▶ _PROBLEM DESCRIPTION_
Give the lines below as a numbered list, with any blank lines left out.

▶ _SOURCE DATA_
________________________________________
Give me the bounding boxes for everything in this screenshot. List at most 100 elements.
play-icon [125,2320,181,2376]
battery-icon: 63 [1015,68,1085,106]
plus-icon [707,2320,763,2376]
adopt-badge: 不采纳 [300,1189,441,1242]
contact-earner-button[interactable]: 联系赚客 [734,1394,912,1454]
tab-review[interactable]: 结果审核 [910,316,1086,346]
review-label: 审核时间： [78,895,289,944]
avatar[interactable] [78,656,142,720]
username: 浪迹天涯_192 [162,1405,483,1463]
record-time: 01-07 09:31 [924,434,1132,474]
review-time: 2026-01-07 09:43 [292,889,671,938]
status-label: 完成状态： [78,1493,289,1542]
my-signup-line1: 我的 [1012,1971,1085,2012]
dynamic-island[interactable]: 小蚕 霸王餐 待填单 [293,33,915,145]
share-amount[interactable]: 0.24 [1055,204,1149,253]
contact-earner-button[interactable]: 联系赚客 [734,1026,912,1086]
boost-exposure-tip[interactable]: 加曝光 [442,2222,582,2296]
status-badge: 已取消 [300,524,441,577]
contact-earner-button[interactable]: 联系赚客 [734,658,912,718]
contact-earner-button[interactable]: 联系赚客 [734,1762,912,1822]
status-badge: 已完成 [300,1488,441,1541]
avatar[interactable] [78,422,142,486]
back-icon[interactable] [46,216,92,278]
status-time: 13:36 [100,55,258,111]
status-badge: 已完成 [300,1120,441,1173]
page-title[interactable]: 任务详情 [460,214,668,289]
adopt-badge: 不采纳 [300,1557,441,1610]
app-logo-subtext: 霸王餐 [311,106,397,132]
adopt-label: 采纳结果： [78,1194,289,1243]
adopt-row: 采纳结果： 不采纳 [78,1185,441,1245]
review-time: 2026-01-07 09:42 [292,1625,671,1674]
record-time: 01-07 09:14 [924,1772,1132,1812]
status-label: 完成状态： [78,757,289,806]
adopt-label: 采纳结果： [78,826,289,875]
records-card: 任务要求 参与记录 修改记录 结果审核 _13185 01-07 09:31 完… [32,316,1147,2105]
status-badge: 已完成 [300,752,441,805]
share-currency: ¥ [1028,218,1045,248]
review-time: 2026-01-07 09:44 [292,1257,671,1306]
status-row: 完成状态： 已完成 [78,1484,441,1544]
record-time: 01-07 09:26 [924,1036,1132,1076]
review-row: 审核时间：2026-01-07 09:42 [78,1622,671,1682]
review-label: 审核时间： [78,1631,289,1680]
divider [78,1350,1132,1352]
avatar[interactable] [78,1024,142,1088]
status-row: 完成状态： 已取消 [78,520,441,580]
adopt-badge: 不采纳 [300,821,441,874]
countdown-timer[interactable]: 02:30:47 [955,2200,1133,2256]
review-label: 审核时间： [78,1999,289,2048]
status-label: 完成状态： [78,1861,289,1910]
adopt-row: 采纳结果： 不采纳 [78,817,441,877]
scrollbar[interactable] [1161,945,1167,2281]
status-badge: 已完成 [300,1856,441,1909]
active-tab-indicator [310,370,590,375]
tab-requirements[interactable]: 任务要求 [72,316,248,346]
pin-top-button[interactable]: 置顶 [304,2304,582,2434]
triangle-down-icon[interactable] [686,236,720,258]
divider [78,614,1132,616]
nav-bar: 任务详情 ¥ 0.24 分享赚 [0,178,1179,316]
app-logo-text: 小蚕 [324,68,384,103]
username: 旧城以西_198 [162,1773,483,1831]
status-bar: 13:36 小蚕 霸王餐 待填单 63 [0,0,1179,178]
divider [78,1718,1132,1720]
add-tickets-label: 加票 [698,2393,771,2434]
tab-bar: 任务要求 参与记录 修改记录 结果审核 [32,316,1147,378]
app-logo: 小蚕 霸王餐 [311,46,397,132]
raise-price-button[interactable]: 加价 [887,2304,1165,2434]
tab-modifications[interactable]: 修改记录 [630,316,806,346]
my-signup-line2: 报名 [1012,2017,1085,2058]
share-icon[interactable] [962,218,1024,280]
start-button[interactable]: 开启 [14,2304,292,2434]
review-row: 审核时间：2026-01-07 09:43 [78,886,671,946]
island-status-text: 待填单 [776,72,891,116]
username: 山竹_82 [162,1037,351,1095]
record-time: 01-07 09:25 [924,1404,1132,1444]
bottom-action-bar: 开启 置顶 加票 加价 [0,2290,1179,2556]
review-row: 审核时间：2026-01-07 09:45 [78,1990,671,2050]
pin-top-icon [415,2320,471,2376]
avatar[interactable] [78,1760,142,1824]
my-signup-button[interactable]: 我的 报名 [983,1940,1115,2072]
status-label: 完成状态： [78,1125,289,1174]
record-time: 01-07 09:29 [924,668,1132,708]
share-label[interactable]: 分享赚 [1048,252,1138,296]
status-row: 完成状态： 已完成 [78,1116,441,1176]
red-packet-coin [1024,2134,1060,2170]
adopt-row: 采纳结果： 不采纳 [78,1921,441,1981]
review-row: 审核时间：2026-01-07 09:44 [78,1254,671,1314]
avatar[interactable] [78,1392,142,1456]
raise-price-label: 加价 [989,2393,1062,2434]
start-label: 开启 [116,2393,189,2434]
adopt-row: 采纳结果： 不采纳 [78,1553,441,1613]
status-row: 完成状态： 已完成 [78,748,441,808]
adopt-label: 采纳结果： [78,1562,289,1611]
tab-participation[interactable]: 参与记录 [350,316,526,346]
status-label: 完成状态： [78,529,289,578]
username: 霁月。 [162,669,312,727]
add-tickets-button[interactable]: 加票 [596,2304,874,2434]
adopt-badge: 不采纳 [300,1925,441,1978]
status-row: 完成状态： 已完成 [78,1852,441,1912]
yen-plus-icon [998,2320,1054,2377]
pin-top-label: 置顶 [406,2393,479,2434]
________________________________________
▶ _SOLUTION TO THE PROBLEM_
1. Give me the bounding boxes for everything in this screenshot. List at most 100 elements.
2. play-icon [125,2320,181,2376]
3. battery-icon: 63 [1015,68,1085,106]
4. plus-icon [707,2320,763,2376]
5. adopt-badge: 不采纳 [300,1189,441,1242]
6. contact-earner-button[interactable]: 联系赚客 [734,1394,912,1454]
7. tab-review[interactable]: 结果审核 [910,316,1086,346]
8. review-label: 审核时间： [78,895,289,944]
9. avatar[interactable] [78,656,142,720]
10. username: 浪迹天涯_192 [162,1405,483,1463]
11. record-time: 01-07 09:31 [924,434,1132,474]
12. review-time: 2026-01-07 09:43 [292,889,671,938]
13. status-label: 完成状态： [78,1493,289,1542]
14. my-signup-line1: 我的 [1012,1971,1085,2012]
15. dynamic-island[interactable]: 小蚕 霸王餐 待填单 [293,33,915,145]
16. share-amount[interactable]: 0.24 [1055,204,1149,253]
17. contact-earner-button[interactable]: 联系赚客 [734,1026,912,1086]
18. boost-exposure-tip[interactable]: 加曝光 [442,2222,582,2296]
19. status-badge: 已取消 [300,524,441,577]
20. contact-earner-button[interactable]: 联系赚客 [734,658,912,718]
21. contact-earner-button[interactable]: 联系赚客 [734,1762,912,1822]
22. status-badge: 已完成 [300,1488,441,1541]
23. avatar[interactable] [78,422,142,486]
24. back-icon[interactable] [46,216,92,278]
25. status-time: 13:36 [100,55,258,111]
26. status-badge: 已完成 [300,1120,441,1173]
27. page-title[interactable]: 任务详情 [460,214,668,289]
28. adopt-badge: 不采纳 [300,1557,441,1610]
29. app-logo-subtext: 霸王餐 [311,106,397,132]
30. adopt-label: 采纳结果： [78,1194,289,1243]
31. adopt-row: 采纳结果： 不采纳 [78,1185,441,1245]
32. review-time: 2026-01-07 09:42 [292,1625,671,1674]
33. record-time: 01-07 09:14 [924,1772,1132,1812]
34. status-label: 完成状态： [78,757,289,806]
35. adopt-label: 采纳结果： [78,826,289,875]
36. records-card: 任务要求 参与记录 修改记录 结果审核 _13185 01-07 09:31 完… [32,316,1147,2105]
37. status-badge: 已完成 [300,752,441,805]
38. share-currency: ¥ [1028,218,1045,248]
39. review-time: 2026-01-07 09:44 [292,1257,671,1306]
40. status-row: 完成状态： 已完成 [78,1484,441,1544]
41. record-time: 01-07 09:26 [924,1036,1132,1076]
42. review-row: 审核时间：2026-01-07 09:42 [78,1622,671,1682]
43. review-label: 审核时间： [78,1631,289,1680]
44. divider [78,1350,1132,1352]
45. avatar[interactable] [78,1024,142,1088]
46. status-row: 完成状态： 已取消 [78,520,441,580]
47. adopt-badge: 不采纳 [300,821,441,874]
48. countdown-timer[interactable]: 02:30:47 [955,2200,1133,2256]
49. review-label: 审核时间： [78,1999,289,2048]
50. status-label: 完成状态： [78,1861,289,1910]
51. adopt-row: 采纳结果： 不采纳 [78,817,441,877]
52. scrollbar[interactable] [1161,945,1167,2281]
53. status-badge: 已完成 [300,1856,441,1909]
54. active-tab-indicator [310,370,590,375]
55. tab-requirements[interactable]: 任务要求 [72,316,248,346]
56. pin-top-button[interactable]: 置顶 [304,2304,582,2434]
57. triangle-down-icon[interactable] [686,236,720,258]
58. divider [78,614,1132,616]
59. nav-bar: 任务详情 ¥ 0.24 分享赚 [0,178,1179,316]
60. app-logo-text: 小蚕 [324,68,384,103]
61. username: 旧城以西_198 [162,1773,483,1831]
62. status-bar: 13:36 小蚕 霸王餐 待填单 63 [0,0,1179,178]
63. divider [78,1718,1132,1720]
64. add-tickets-label: 加票 [698,2393,771,2434]
65. tab-bar: 任务要求 参与记录 修改记录 结果审核 [32,316,1147,378]
66. app-logo: 小蚕 霸王餐 [311,46,397,132]
67. raise-price-button[interactable]: 加价 [887,2304,1165,2434]
68. tab-modifications[interactable]: 修改记录 [630,316,806,346]
69. my-signup-line2: 报名 [1012,2017,1085,2058]
70. share-icon[interactable] [962,218,1024,280]
71. start-button[interactable]: 开启 [14,2304,292,2434]
72. review-row: 审核时间：2026-01-07 09:43 [78,886,671,946]
73. island-status-text: 待填单 [776,72,891,116]
74. username: 山竹_82 [162,1037,351,1095]
75. record-time: 01-07 09:25 [924,1404,1132,1444]
76. bottom-action-bar: 开启 置顶 加票 加价 [0,2290,1179,2556]
77. review-row: 审核时间：2026-01-07 09:45 [78,1990,671,2050]
78. pin-top-icon [415,2320,471,2376]
79. avatar[interactable] [78,1760,142,1824]
80. my-signup-button[interactable]: 我的 报名 [983,1940,1115,2072]
81. status-label: 完成状态： [78,1125,289,1174]
82. record-time: 01-07 09:29 [924,668,1132,708]
83. share-label[interactable]: 分享赚 [1048,252,1138,296]
84. status-row: 完成状态： 已完成 [78,1116,441,1176]
85. red-packet-coin [1024,2134,1060,2170]
86. adopt-row: 采纳结果： 不采纳 [78,1921,441,1981]
87. review-row: 审核时间：2026-01-07 09:44 [78,1254,671,1314]
88. avatar[interactable] [78,1392,142,1456]
89. raise-price-label: 加价 [989,2393,1062,2434]
90. start-label: 开启 [116,2393,189,2434]
91. adopt-row: 采纳结果： 不采纳 [78,1553,441,1613]
92. status-row: 完成状态： 已完成 [78,748,441,808]
93. adopt-label: 采纳结果： [78,1562,289,1611]
94. tab-participation[interactable]: 参与记录 [350,316,526,346]
95. status-label: 完成状态： [78,529,289,578]
96. username: 霁月。 [162,669,312,727]
97. add-tickets-button[interactable]: 加票 [596,2304,874,2434]
98. adopt-badge: 不采纳 [300,1925,441,1978]
99. status-row: 完成状态： 已完成 [78,1852,441,1912]
100. yen-plus-icon [998,2320,1054,2377]
101. pin-top-label: 置顶 [406,2393,479,2434]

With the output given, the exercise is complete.